PROBLEM STATEMENT:
Count how many lines of the material hold "JSON". Respond with that number alone.

PROVIDED ENTRIES:
--- Start ---
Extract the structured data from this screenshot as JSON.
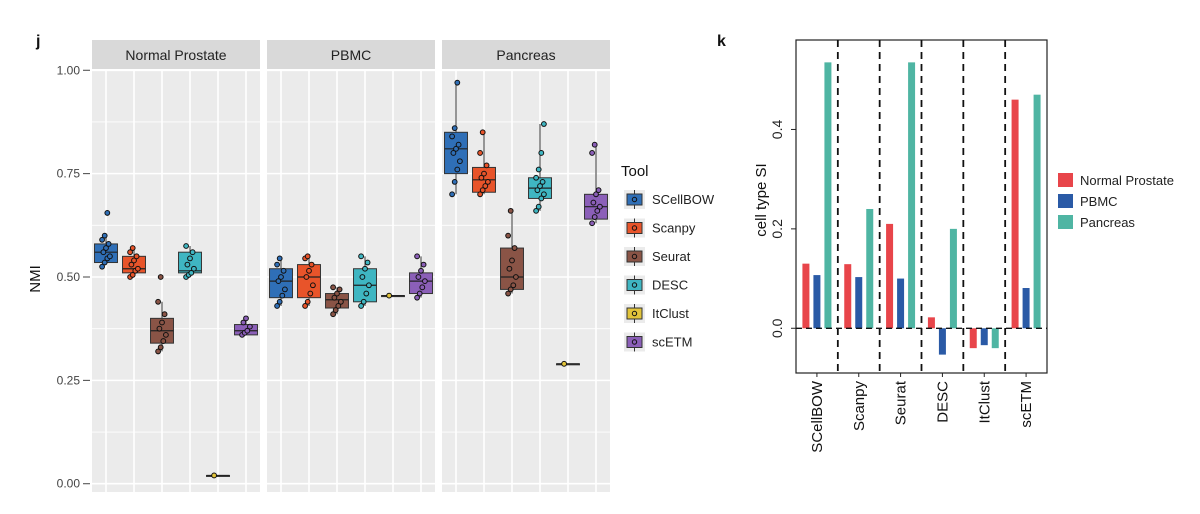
{
  "tool_colors": {
    "SCellBOW": "#2f6fb7",
    "Scanpy": "#e8542a",
    "Seurat": "#8a5446",
    "DESC": "#3fb6c2",
    "ItClust": "#e2c43a",
    "scETM": "#8b5fb8"
  },
  "dataset_colors": {
    "Normal Prostate": "#e8454a",
    "PBMC": "#2a5aa6",
    "Pancreas": "#4fb5a3"
  },
  "chart_data": [
    {
      "type": "box",
      "panel_label": "j",
      "ylabel": "NMI",
      "xlabel": "",
      "ylim": [
        -0.02,
        1.02
      ],
      "yticks": [
        "0.00",
        "0.25",
        "0.50",
        "0.75",
        "1.00"
      ],
      "facets": [
        "Normal Prostate",
        "PBMC",
        "Pancreas"
      ],
      "legend_title": "Tool",
      "tools": [
        "SCellBOW",
        "Scanpy",
        "Seurat",
        "DESC",
        "ItClust",
        "scETM"
      ],
      "boxes": {
        "Normal Prostate": [
          {
            "tool": "SCellBOW",
            "min": 0.53,
            "q1": 0.535,
            "median": 0.56,
            "q3": 0.58,
            "max": 0.6,
            "points": [
              0.525,
              0.535,
              0.545,
              0.55,
              0.56,
              0.57,
              0.58,
              0.59,
              0.6,
              0.655
            ]
          },
          {
            "tool": "Scanpy",
            "min": 0.5,
            "q1": 0.51,
            "median": 0.52,
            "q3": 0.55,
            "max": 0.57,
            "points": [
              0.5,
              0.505,
              0.515,
              0.52,
              0.53,
              0.54,
              0.55,
              0.56,
              0.57
            ]
          },
          {
            "tool": "Seurat",
            "min": 0.32,
            "q1": 0.34,
            "median": 0.37,
            "q3": 0.4,
            "max": 0.44,
            "points": [
              0.32,
              0.33,
              0.345,
              0.36,
              0.375,
              0.39,
              0.41,
              0.44,
              0.5
            ]
          },
          {
            "tool": "DESC",
            "min": 0.5,
            "q1": 0.51,
            "median": 0.515,
            "q3": 0.56,
            "max": 0.575,
            "points": [
              0.5,
              0.505,
              0.51,
              0.52,
              0.53,
              0.545,
              0.56,
              0.575
            ]
          },
          {
            "tool": "ItClust",
            "min": 0.02,
            "q1": 0.02,
            "median": 0.02,
            "q3": 0.02,
            "max": 0.02,
            "points": [
              0.02
            ]
          },
          {
            "tool": "scETM",
            "min": 0.36,
            "q1": 0.36,
            "median": 0.37,
            "q3": 0.385,
            "max": 0.4,
            "points": [
              0.36,
              0.365,
              0.37,
              0.38,
              0.39,
              0.4
            ]
          }
        ],
        "PBMC": [
          {
            "tool": "SCellBOW",
            "min": 0.43,
            "q1": 0.45,
            "median": 0.49,
            "q3": 0.52,
            "max": 0.545,
            "points": [
              0.43,
              0.44,
              0.455,
              0.47,
              0.49,
              0.5,
              0.515,
              0.53,
              0.545
            ]
          },
          {
            "tool": "Scanpy",
            "min": 0.43,
            "q1": 0.45,
            "median": 0.5,
            "q3": 0.53,
            "max": 0.55,
            "points": [
              0.43,
              0.44,
              0.46,
              0.48,
              0.5,
              0.515,
              0.53,
              0.545,
              0.55
            ]
          },
          {
            "tool": "Seurat",
            "min": 0.41,
            "q1": 0.425,
            "median": 0.445,
            "q3": 0.46,
            "max": 0.475,
            "points": [
              0.41,
              0.42,
              0.43,
              0.44,
              0.45,
              0.46,
              0.47,
              0.475
            ]
          },
          {
            "tool": "DESC",
            "min": 0.43,
            "q1": 0.44,
            "median": 0.48,
            "q3": 0.52,
            "max": 0.55,
            "points": [
              0.43,
              0.44,
              0.46,
              0.48,
              0.5,
              0.52,
              0.535,
              0.55
            ]
          },
          {
            "tool": "ItClust",
            "min": 0.455,
            "q1": 0.455,
            "median": 0.455,
            "q3": 0.455,
            "max": 0.455,
            "points": [
              0.455
            ]
          },
          {
            "tool": "scETM",
            "min": 0.45,
            "q1": 0.46,
            "median": 0.49,
            "q3": 0.51,
            "max": 0.55,
            "points": [
              0.45,
              0.46,
              0.475,
              0.49,
              0.5,
              0.515,
              0.53,
              0.55
            ]
          }
        ],
        "Pancreas": [
          {
            "tool": "SCellBOW",
            "min": 0.7,
            "q1": 0.75,
            "median": 0.81,
            "q3": 0.85,
            "max": 0.97,
            "points": [
              0.7,
              0.73,
              0.76,
              0.78,
              0.8,
              0.81,
              0.82,
              0.84,
              0.86,
              0.97
            ]
          },
          {
            "tool": "Scanpy",
            "min": 0.7,
            "q1": 0.705,
            "median": 0.735,
            "q3": 0.765,
            "max": 0.85,
            "points": [
              0.7,
              0.71,
              0.72,
              0.73,
              0.74,
              0.75,
              0.77,
              0.8,
              0.85
            ]
          },
          {
            "tool": "Seurat",
            "min": 0.46,
            "q1": 0.47,
            "median": 0.5,
            "q3": 0.57,
            "max": 0.66,
            "points": [
              0.46,
              0.47,
              0.48,
              0.5,
              0.52,
              0.54,
              0.57,
              0.6,
              0.66
            ]
          },
          {
            "tool": "DESC",
            "min": 0.66,
            "q1": 0.69,
            "median": 0.715,
            "q3": 0.74,
            "max": 0.87,
            "points": [
              0.66,
              0.67,
              0.69,
              0.7,
              0.71,
              0.72,
              0.73,
              0.74,
              0.76,
              0.8,
              0.87
            ]
          },
          {
            "tool": "ItClust",
            "min": 0.29,
            "q1": 0.29,
            "median": 0.29,
            "q3": 0.29,
            "max": 0.29,
            "points": [
              0.29
            ]
          },
          {
            "tool": "scETM",
            "min": 0.63,
            "q1": 0.64,
            "median": 0.67,
            "q3": 0.7,
            "max": 0.82,
            "points": [
              0.63,
              0.645,
              0.66,
              0.67,
              0.68,
              0.7,
              0.71,
              0.8,
              0.82
            ]
          }
        ]
      }
    },
    {
      "type": "bar",
      "panel_label": "k",
      "ylabel": "cell type SI",
      "xlabel": "",
      "ylim": [
        -0.09,
        0.58
      ],
      "yticks": [
        "0.0",
        "0.2",
        "0.4"
      ],
      "categories": [
        "SCellBOW",
        "Scanpy",
        "Seurat",
        "DESC",
        "ItClust",
        "scETM"
      ],
      "series": [
        {
          "name": "Normal Prostate",
          "values": [
            0.13,
            0.129,
            0.21,
            0.022,
            -0.04,
            0.46
          ]
        },
        {
          "name": "PBMC",
          "values": [
            0.107,
            0.103,
            0.1,
            -0.053,
            -0.034,
            0.081
          ]
        },
        {
          "name": "Pancreas",
          "values": [
            0.535,
            0.24,
            0.535,
            0.2,
            -0.04,
            0.47
          ]
        }
      ],
      "legend": [
        "Normal Prostate",
        "PBMC",
        "Pancreas"
      ]
    }
  ]
}
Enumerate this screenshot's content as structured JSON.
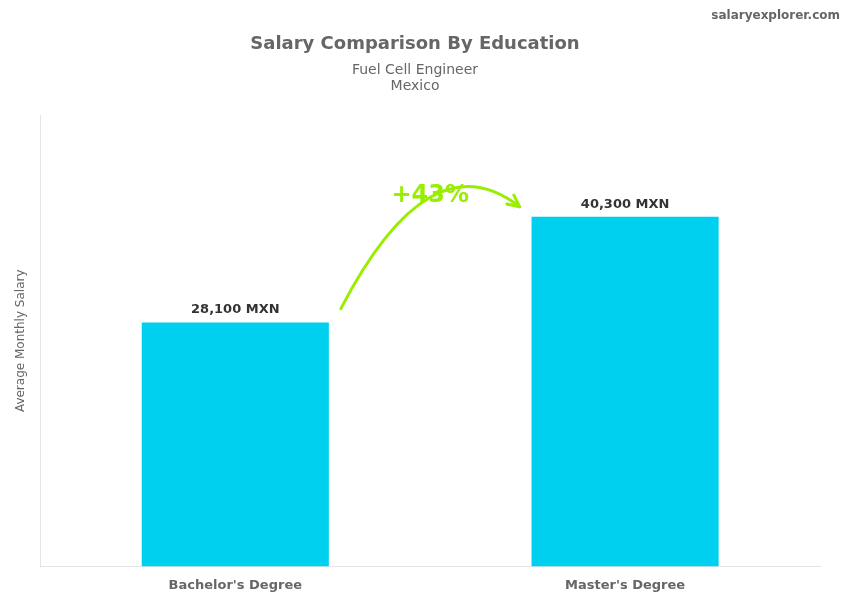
{
  "chart_data": {
    "type": "bar",
    "title": "Salary Comparison By Education",
    "subtitle": [
      "Fuel Cell Engineer",
      "Mexico"
    ],
    "y_label": "Average Monthly Salary",
    "categories": [
      "Bachelor's Degree",
      "Master's Degree"
    ],
    "values": [
      28100,
      40300
    ],
    "value_labels": [
      "28,100 MXN",
      "40,300 MXN"
    ],
    "data_labels": true,
    "color": "#00d0f0",
    "ylim": [
      0,
      52000
    ],
    "tick_labels": "x",
    "grid": false,
    "annotations": [
      "+43%",
      "salaryexplorer.com"
    ],
    "annotation_color": "#99ee00"
  }
}
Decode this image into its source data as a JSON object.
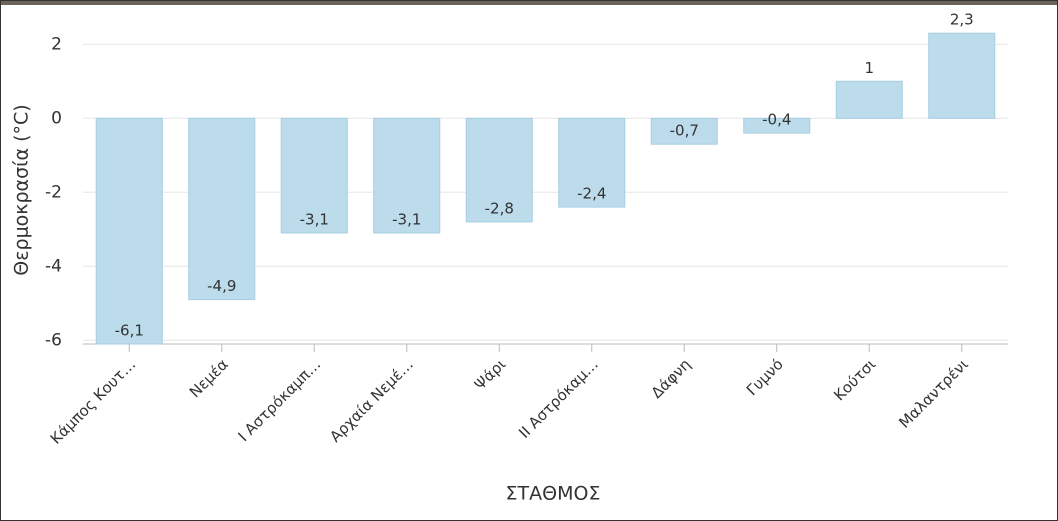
--- End ---
ANSWER IN FULL:
3